Your instructions — Exclude all pictures, then copy each of the records exactly as written.

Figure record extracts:
------------------------------------------------

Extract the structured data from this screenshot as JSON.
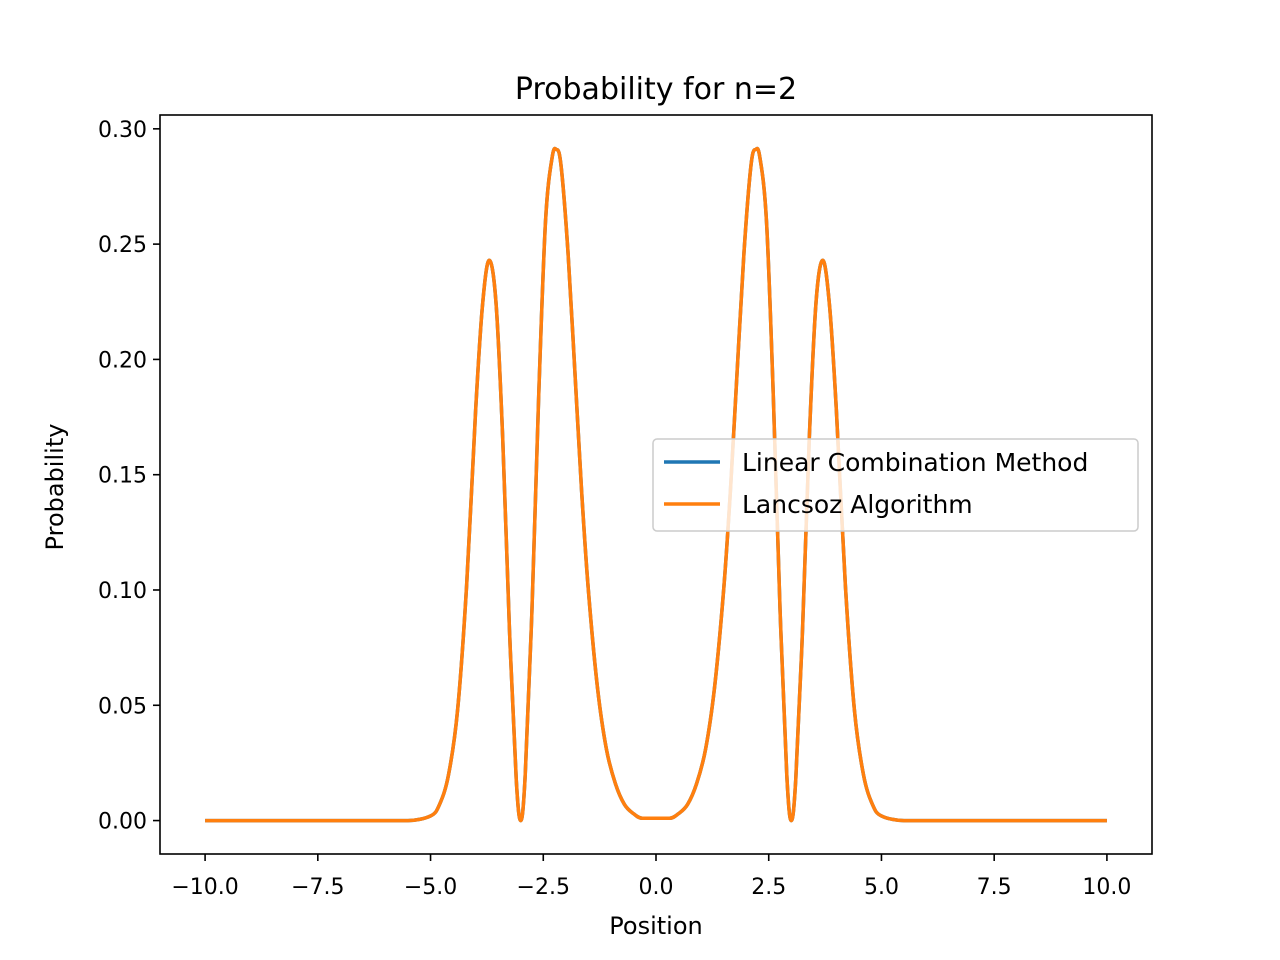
{
  "chart_data": {
    "type": "line",
    "title": "Probability for n=2",
    "xlabel": "Position",
    "ylabel": "Probability",
    "xlim": [
      -11.0,
      11.0
    ],
    "ylim": [
      -0.0145,
      0.306
    ],
    "grid": false,
    "legend_position": "center-right",
    "x_ticks": [
      -10.0,
      -7.5,
      -5.0,
      -2.5,
      0.0,
      2.5,
      5.0,
      7.5,
      10.0
    ],
    "x_tick_labels": [
      "−10.0",
      "−7.5",
      "−5.0",
      "−2.5",
      "0.0",
      "2.5",
      "5.0",
      "7.5",
      "10.0"
    ],
    "y_ticks": [
      0.0,
      0.05,
      0.1,
      0.15,
      0.2,
      0.25,
      0.3
    ],
    "y_tick_labels": [
      "0.00",
      "0.05",
      "0.10",
      "0.15",
      "0.20",
      "0.25",
      "0.30"
    ],
    "series": [
      {
        "name": "Linear Combination Method",
        "color": "#1f77b4",
        "x": [
          -10.0,
          -6.0,
          -5.5,
          -5.0,
          -4.8,
          -4.6,
          -4.4,
          -4.2,
          -4.0,
          -3.85,
          -3.7,
          -3.55,
          -3.4,
          -3.25,
          -3.1,
          -3.0,
          -2.9,
          -2.75,
          -2.6,
          -2.45,
          -2.3,
          -2.2,
          -2.1,
          -1.95,
          -1.8,
          -1.65,
          -1.5,
          -1.3,
          -1.1,
          -0.9,
          -0.7,
          -0.5,
          -0.3,
          0.0,
          0.3,
          0.5,
          0.7,
          0.9,
          1.1,
          1.3,
          1.5,
          1.65,
          1.8,
          1.95,
          2.1,
          2.2,
          2.3,
          2.45,
          2.6,
          2.75,
          2.9,
          3.0,
          3.1,
          3.25,
          3.4,
          3.55,
          3.7,
          3.85,
          4.0,
          4.2,
          4.4,
          4.6,
          4.8,
          5.0,
          5.5,
          6.0,
          10.0
        ],
        "y": [
          0.0,
          0.0,
          0.0,
          0.002,
          0.007,
          0.02,
          0.048,
          0.102,
          0.178,
          0.223,
          0.243,
          0.225,
          0.166,
          0.083,
          0.018,
          0.0,
          0.02,
          0.092,
          0.185,
          0.26,
          0.288,
          0.291,
          0.283,
          0.246,
          0.195,
          0.143,
          0.1,
          0.058,
          0.031,
          0.016,
          0.007,
          0.003,
          0.001,
          0.001,
          0.001,
          0.003,
          0.007,
          0.016,
          0.031,
          0.058,
          0.1,
          0.143,
          0.195,
          0.246,
          0.283,
          0.291,
          0.288,
          0.26,
          0.185,
          0.092,
          0.02,
          0.0,
          0.018,
          0.083,
          0.166,
          0.225,
          0.243,
          0.223,
          0.178,
          0.102,
          0.048,
          0.02,
          0.007,
          0.002,
          0.0,
          0.0,
          0.0
        ]
      },
      {
        "name": "Lancsoz Algorithm",
        "color": "#ff7f0e",
        "x": [
          -10.0,
          -6.0,
          -5.5,
          -5.0,
          -4.8,
          -4.6,
          -4.4,
          -4.2,
          -4.0,
          -3.85,
          -3.7,
          -3.55,
          -3.4,
          -3.25,
          -3.1,
          -3.0,
          -2.9,
          -2.75,
          -2.6,
          -2.45,
          -2.3,
          -2.2,
          -2.1,
          -1.95,
          -1.8,
          -1.65,
          -1.5,
          -1.3,
          -1.1,
          -0.9,
          -0.7,
          -0.5,
          -0.3,
          0.0,
          0.3,
          0.5,
          0.7,
          0.9,
          1.1,
          1.3,
          1.5,
          1.65,
          1.8,
          1.95,
          2.1,
          2.2,
          2.3,
          2.45,
          2.6,
          2.75,
          2.9,
          3.0,
          3.1,
          3.25,
          3.4,
          3.55,
          3.7,
          3.85,
          4.0,
          4.2,
          4.4,
          4.6,
          4.8,
          5.0,
          5.5,
          6.0,
          10.0
        ],
        "y": [
          0.0,
          0.0,
          0.0,
          0.002,
          0.007,
          0.02,
          0.048,
          0.102,
          0.178,
          0.223,
          0.243,
          0.225,
          0.166,
          0.083,
          0.018,
          0.0,
          0.02,
          0.092,
          0.185,
          0.26,
          0.288,
          0.291,
          0.283,
          0.246,
          0.195,
          0.143,
          0.1,
          0.058,
          0.031,
          0.016,
          0.007,
          0.003,
          0.001,
          0.001,
          0.001,
          0.003,
          0.007,
          0.016,
          0.031,
          0.058,
          0.1,
          0.143,
          0.195,
          0.246,
          0.283,
          0.291,
          0.288,
          0.26,
          0.185,
          0.092,
          0.02,
          0.0,
          0.018,
          0.083,
          0.166,
          0.225,
          0.243,
          0.223,
          0.178,
          0.102,
          0.048,
          0.02,
          0.007,
          0.002,
          0.0,
          0.0,
          0.0
        ]
      }
    ]
  }
}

------------------------------------------------

Result —
Extract the structured data from this screenshot as JSON.
{
  "chart_data": {
    "type": "line",
    "title": "Probability for n=2",
    "xlabel": "Position",
    "ylabel": "Probability",
    "xlim": [
      -11.0,
      11.0
    ],
    "ylim": [
      -0.0145,
      0.306
    ],
    "grid": false,
    "legend_position": "center-right",
    "x_ticks": [
      -10.0,
      -7.5,
      -5.0,
      -2.5,
      0.0,
      2.5,
      5.0,
      7.5,
      10.0
    ],
    "x_tick_labels": [
      "−10.0",
      "−7.5",
      "−5.0",
      "−2.5",
      "0.0",
      "2.5",
      "5.0",
      "7.5",
      "10.0"
    ],
    "y_ticks": [
      0.0,
      0.05,
      0.1,
      0.15,
      0.2,
      0.25,
      0.3
    ],
    "y_tick_labels": [
      "0.00",
      "0.05",
      "0.10",
      "0.15",
      "0.20",
      "0.25",
      "0.30"
    ],
    "series": [
      {
        "name": "Linear Combination Method",
        "color": "#1f77b4",
        "x": [
          -10.0,
          -6.0,
          -5.5,
          -5.0,
          -4.8,
          -4.6,
          -4.4,
          -4.2,
          -4.0,
          -3.85,
          -3.7,
          -3.55,
          -3.4,
          -3.25,
          -3.1,
          -3.0,
          -2.9,
          -2.75,
          -2.6,
          -2.45,
          -2.3,
          -2.2,
          -2.1,
          -1.95,
          -1.8,
          -1.65,
          -1.5,
          -1.3,
          -1.1,
          -0.9,
          -0.7,
          -0.5,
          -0.3,
          0.0,
          0.3,
          0.5,
          0.7,
          0.9,
          1.1,
          1.3,
          1.5,
          1.65,
          1.8,
          1.95,
          2.1,
          2.2,
          2.3,
          2.45,
          2.6,
          2.75,
          2.9,
          3.0,
          3.1,
          3.25,
          3.4,
          3.55,
          3.7,
          3.85,
          4.0,
          4.2,
          4.4,
          4.6,
          4.8,
          5.0,
          5.5,
          6.0,
          10.0
        ],
        "y": [
          0.0,
          0.0,
          0.0,
          0.002,
          0.007,
          0.02,
          0.048,
          0.102,
          0.178,
          0.223,
          0.243,
          0.225,
          0.166,
          0.083,
          0.018,
          0.0,
          0.02,
          0.092,
          0.185,
          0.26,
          0.288,
          0.291,
          0.283,
          0.246,
          0.195,
          0.143,
          0.1,
          0.058,
          0.031,
          0.016,
          0.007,
          0.003,
          0.001,
          0.001,
          0.001,
          0.003,
          0.007,
          0.016,
          0.031,
          0.058,
          0.1,
          0.143,
          0.195,
          0.246,
          0.283,
          0.291,
          0.288,
          0.26,
          0.185,
          0.092,
          0.02,
          0.0,
          0.018,
          0.083,
          0.166,
          0.225,
          0.243,
          0.223,
          0.178,
          0.102,
          0.048,
          0.02,
          0.007,
          0.002,
          0.0,
          0.0,
          0.0
        ]
      },
      {
        "name": "Lancsoz Algorithm",
        "color": "#ff7f0e",
        "x": [
          -10.0,
          -6.0,
          -5.5,
          -5.0,
          -4.8,
          -4.6,
          -4.4,
          -4.2,
          -4.0,
          -3.85,
          -3.7,
          -3.55,
          -3.4,
          -3.25,
          -3.1,
          -3.0,
          -2.9,
          -2.75,
          -2.6,
          -2.45,
          -2.3,
          -2.2,
          -2.1,
          -1.95,
          -1.8,
          -1.65,
          -1.5,
          -1.3,
          -1.1,
          -0.9,
          -0.7,
          -0.5,
          -0.3,
          0.0,
          0.3,
          0.5,
          0.7,
          0.9,
          1.1,
          1.3,
          1.5,
          1.65,
          1.8,
          1.95,
          2.1,
          2.2,
          2.3,
          2.45,
          2.6,
          2.75,
          2.9,
          3.0,
          3.1,
          3.25,
          3.4,
          3.55,
          3.7,
          3.85,
          4.0,
          4.2,
          4.4,
          4.6,
          4.8,
          5.0,
          5.5,
          6.0,
          10.0
        ],
        "y": [
          0.0,
          0.0,
          0.0,
          0.002,
          0.007,
          0.02,
          0.048,
          0.102,
          0.178,
          0.223,
          0.243,
          0.225,
          0.166,
          0.083,
          0.018,
          0.0,
          0.02,
          0.092,
          0.185,
          0.26,
          0.288,
          0.291,
          0.283,
          0.246,
          0.195,
          0.143,
          0.1,
          0.058,
          0.031,
          0.016,
          0.007,
          0.003,
          0.001,
          0.001,
          0.001,
          0.003,
          0.007,
          0.016,
          0.031,
          0.058,
          0.1,
          0.143,
          0.195,
          0.246,
          0.283,
          0.291,
          0.288,
          0.26,
          0.185,
          0.092,
          0.02,
          0.0,
          0.018,
          0.083,
          0.166,
          0.225,
          0.243,
          0.223,
          0.178,
          0.102,
          0.048,
          0.02,
          0.007,
          0.002,
          0.0,
          0.0,
          0.0
        ]
      }
    ]
  }
}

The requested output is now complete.